**Data records**.

———

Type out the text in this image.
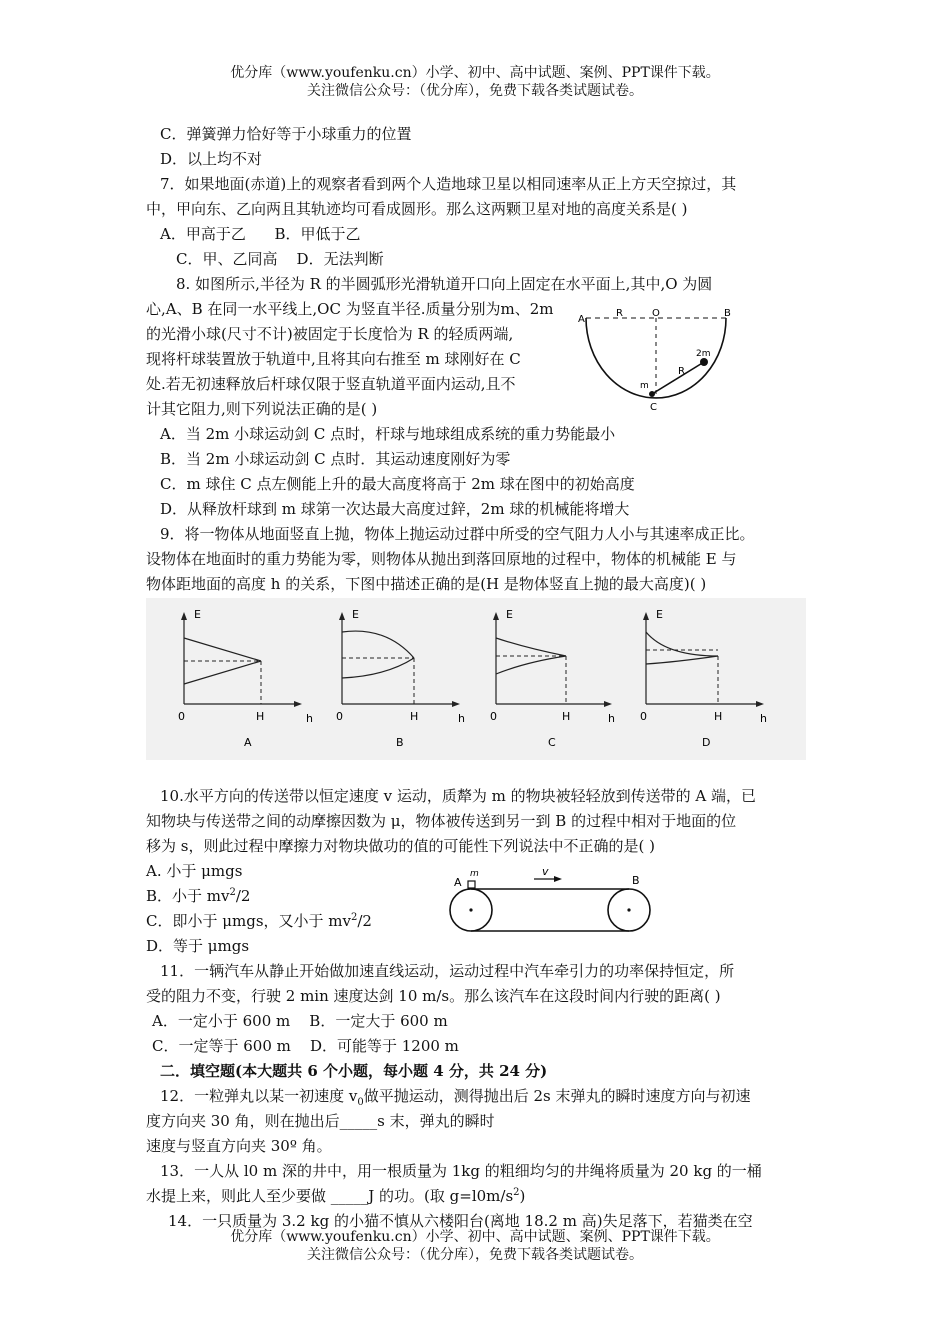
优分库（www.youfenku.cn）小学、初中、高中试题、案例、PPT课件下载。
关注微信公众号：（优分库），免费下载各类试题试卷。
C．弹簧弹力恰好等于小球重力的位置
D．以上均不对
7．如果地面(赤道)上的观察者看到两个人造地球卫星以相同速率从正上方天空掠过，其
中，甲向东、乙向两且其轨迹均可看成圆形。那么这两颗卫星对地的高度关系是( )
A．甲高于乙      B．甲低于乙
C．甲、乙同高    D．无法判断
8. 如图所示,半径为 R 的半圆弧形光滑轨道开口向上固定在水平面上,其中,O 为圆
心,A、B 在同一水平线上,OC 为竖直半径.质量分别为m、2m
的光滑小球(尺寸不计)被固定于长度恰为 R 的轻质两端,
现将杆球装置放于轨道中,且将其向右推至 m 球刚好在 C
处.若无初速释放后杆球仅限于竖直轨道平面内运动,且不
计其它阻力,则下列说法正确的是( )
A．当 2m 小球运动剑 C 点时，杆球与地球组成系统的重力势能最小
B．当 2m 小球运动剑 C 点时．其运动速度刚好为零
C．m 球住 C 点左侧能上升的最大高度将高于 2m 球在图中的初始高度
D．从释放杆球到 m 球第一次达最大高度过鋅，2m 球的机械能将增大
9．将一物体从地面竖直上抛，物体上抛运动过群中所受的空气阻力人小与其速率成正比。
设物体在地面时的重力势能为零，则物体从抛出到落回原地的过程中，物体的机械能 E 与
物体距地面的高度 h 的关系，下图中描述正确的是(H 是物体竖直上抛的最大高度)( )
10.水平方向的传送带以恒定速度 v 运动，质犛为 m 的物块被轻轻放到传送带的 A 端，已
知物块与传送带之间的动摩擦因数为 μ，物体被传送到另一到 B 的过程中相对于地面的位
移为 s，则此过程中摩擦力对物块做功的值的可能性下列说法中不正确的是( )
A. 小于 μmgs
B．小于 $mv^2/2$
C．即小于 μmgs，又小于 $mv^2/2$
D．等于 μmgs
11．一辆汽车从静止开始做加速直线运动，运动过程中汽车牵引力的功率保持恒定，所
受的阻力不变，行驶 2 min 速度达剑 10 m/s。那么该汽车在这段时间内行驶的距离( )
A．一定小于 600 m    B．一定大于 600 m
C．一定等于 600 m    D．可能等于 1200 m
二．填空题(本大题共 6 个小题，每小题 4 分，共 24 分)
12．一粒弹丸以某一初速度 $v_0$做平抛运动，测得抛出后 2s 末弹丸的瞬时速度方向与初速
度方向夹 30 角，则在抛出后_____s 末，弹丸的瞬时
速度与竖直方向夹 30º 角。
13．一人从 l0 m 深的井中，用一根质量为 1kg 的粗细均匀的井绳将质量为 20 kg 的一桶
水提上来，则此人至少要做 _____J 的功。(取 $g=l0m/s^2$)
14．一只质量为 3.2 kg 的小猫不慎从六楼阳台(离地 18.2 m 高)失足落下，若猫类在空
A
R	O	B
2m
R
m
C
E
0	H	h
A
E
0	H	h
B
E
0	H	h
C
E
0	H	h
D
A
m	v
B
优分库（www.youfenku.cn）小学、初中、高中试题、案例、PPT课件下载。
关注微信公众号：（优分库），免费下载各类试题试卷。
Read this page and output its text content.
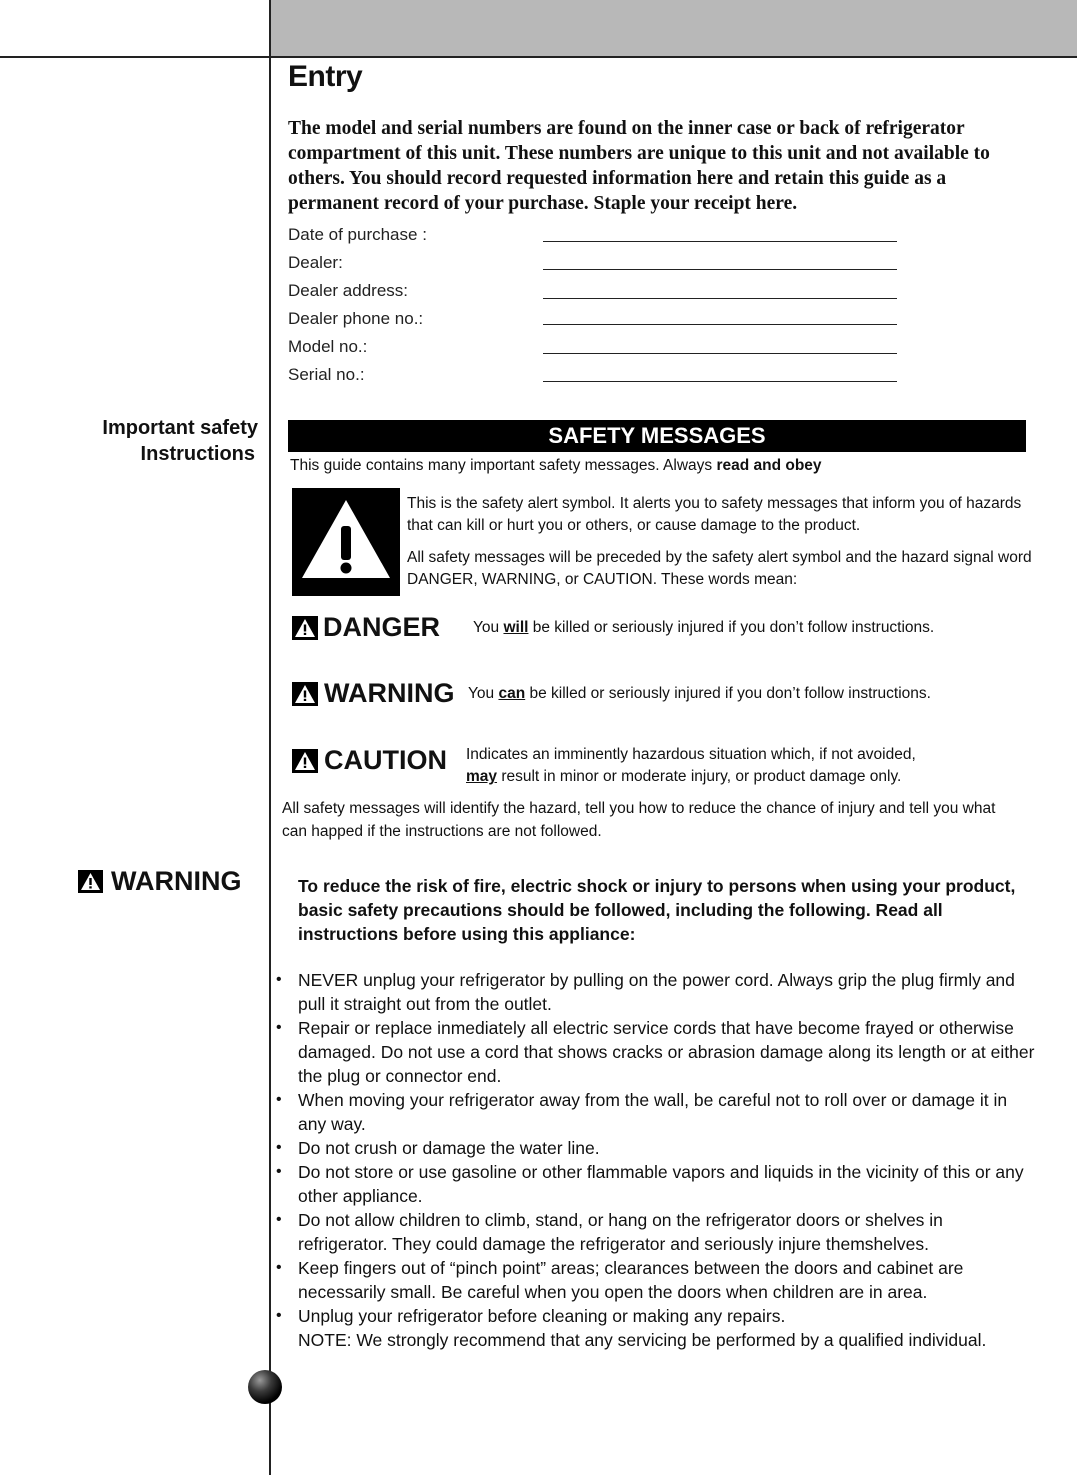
Entry
The model and serial numbers are found on the inner case or back of refrigerator compartment of this unit. These numbers are unique to this unit and not available to others. You should record requested information here and retain this guide as a permanent record of your purchase. Staple your receipt here.
Date of purchase :
Dealer:
Dealer address:
Dealer phone no.:
Model no.:
Serial no.:
Important safety
Instructions
WARNING
SAFETY MESSAGES
This guide contains many important safety messages. Always read and obey
This is the safety alert symbol. It alerts you to safety messages that inform you of hazards that can kill or hurt you or others, or cause damage to the product.
All safety messages will be preceded by the safety alert symbol and the hazard signal word DANGER, WARNING, or CAUTION. These words mean:
DANGER	You will be killed or seriously injured if you don’t follow instructions.
WARNING You can be killed or seriously injured if you don’t follow instructions.
CAUTION	Indicates an imminently hazardous situation which, if not avoided,
may result in minor or moderate injury, or product damage only.
All safety messages will identify the hazard, tell you how to reduce the chance of injury and tell you what can happed if the instructions are not followed.
To reduce the risk of fire, electric shock or injury to persons when using your product, basic safety precautions should be followed, including the following. Read all instructions before using this appliance:
• NEVER unplug your refrigerator by pulling on the power cord. Always grip the plug firmly and pull it straight out from the outlet.
• Repair or replace inmediately all electric service cords that have become frayed or otherwise damaged. Do not use a cord that shows cracks or abrasion damage along its length or at either the plug or connector end.
• When moving your refrigerator away from the wall, be careful not to roll over or damage it in any way.
• Do not crush or damage the water line.
• Do not store or use gasoline or other flammable vapors and liquids in the vicinity of this or any other appliance.
• Do not allow children to climb, stand, or hang on the refrigerator doors or shelves in refrigerator. They could damage the refrigerator and seriously injure themshelves.
• Keep fingers out of “pinch point” areas; clearances between the doors and cabinet are necessarily small. Be careful when you open the doors when children are in area.
• Unplug your refrigerator before cleaning or making any repairs.
NOTE: We strongly recommend that any servicing be performed by a qualified individual.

———

**WHAT THE TASK REQUIRES**.
Pull every line containing "followed" out of the data above.

**WRITTEN ANSWER**.
All safety messages will identify the hazard, tell you how to reduce the chance of injury and tell you what can happed if the instructions are not followed.
To reduce the risk of fire, electric shock or injury to persons when using your product, basic safety precautions should be followed, including the following. Read all instructions before using this appliance:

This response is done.